**GIVEN TASK**
Return each line of the listing that contains the string "你还知道的有".

--- Start of RECORDS SUPPLIED ---

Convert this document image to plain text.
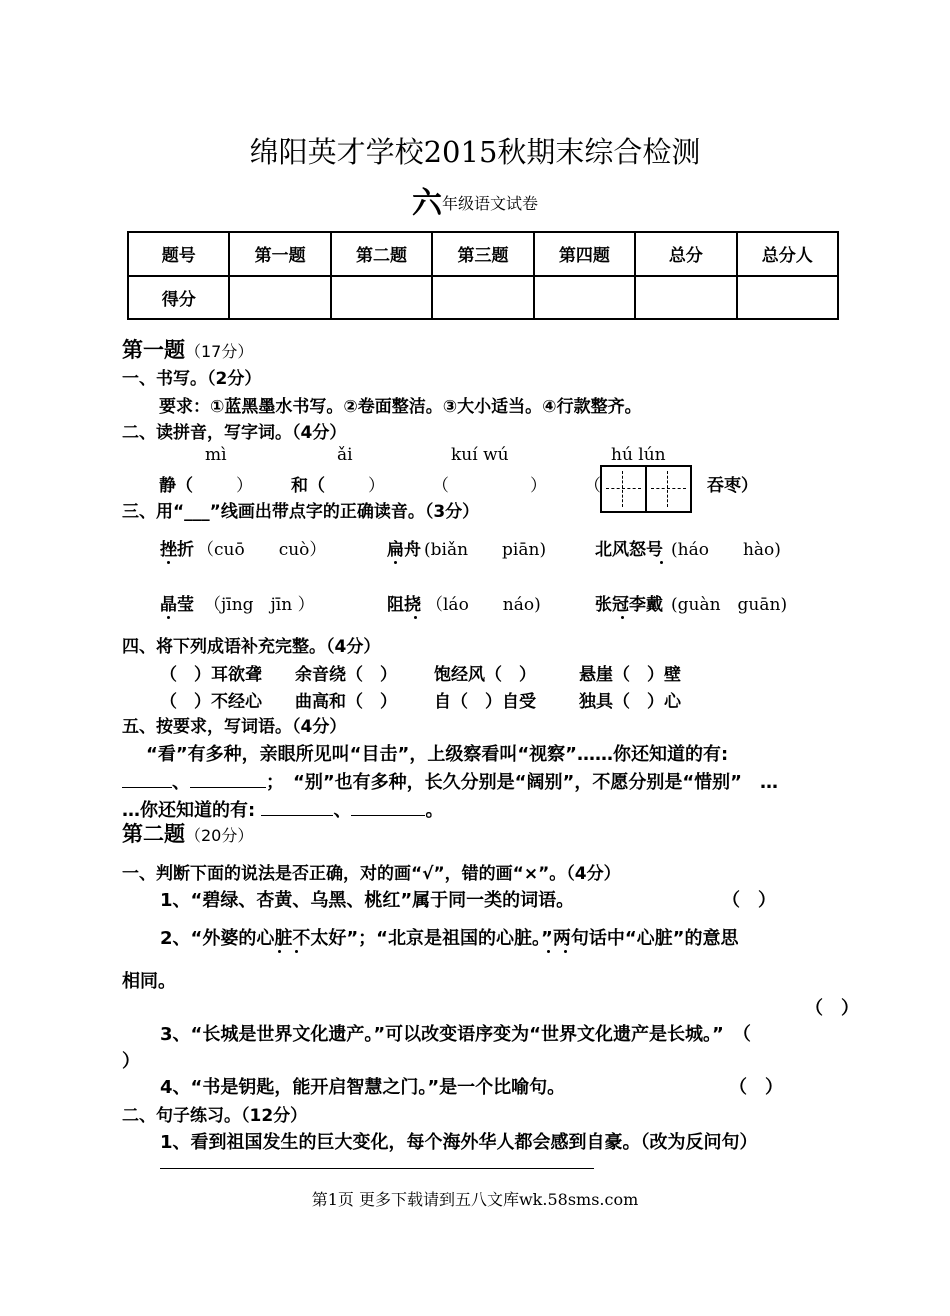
绵阳英才学校2015秋期末综合检测
六年级语文试卷
题号	第一题	第二题	第三题	第四题	总分	总分人
得分						
第一题（17分）
一、书写。（2分）
要求：①蓝黑墨水书写。②卷面整洁。③大小适当。④行款整齐。
二、读拼音，写字词。（4分）
mì	ǎi	kuí wú	hú lún
静（	） 和（	）	（	） （	吞枣）
三、用“___”线画出带点字的正确读音。（3分）
挫折 （cuō　　cuò）	扁舟 (biǎn　　piān)	北风怒号 (háo　　hào)
晶莹 （jīng　jīn ）	阻挠 （láo　　náo)	张冠李戴 (guàn　guān)
四、将下列成语补充完整。（4分）
（　）耳欲聋 余音绕（　） 饱经风（　）	悬崖（　）壁
（　）不经心 曲高和（　） 自（　）自受	独具（　）心
五、按要求，写词语。（4分）
“看”有多种，亲眼所见叫“目击”，上级察看叫“视察”……你还知道的有:
、	；　 “别”也有多种，长久分别是“阔别”，不愿分别是“惜别”　…
…你还知道的有:	、	。
第二题（20分）
一、判断下面的说法是否正确，对的画“√”，错的画“×”。（4分）
1、“碧绿、杏黄、乌黑、桃红”属于同一类的词语。	（　）
2、“外婆的心脏不太好”；“北京是祖国的心脏。”两句话中“心脏”的意思
相同。
（　）
3、“长城是世界文化遗产。”可以改变语序变为“世界文化遗产是长城。”　（
）
4、“书是钥匙，能开启智慧之门。”是一个比喻句。	（　）
二、句子练习。（12分）
1、看到祖国发生的巨大变化，每个海外华人都会感到自豪。（改为反问句）
第1页 更多下载请到五八文库wk.58sms.com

--- End of RECORDS SUPPLIED ---

**SOLVED PROBLEM**
“看”有多种，亲眼所见叫“目击”，上级察看叫“视察”……你还知道的有:
…你还知道的有:	、	。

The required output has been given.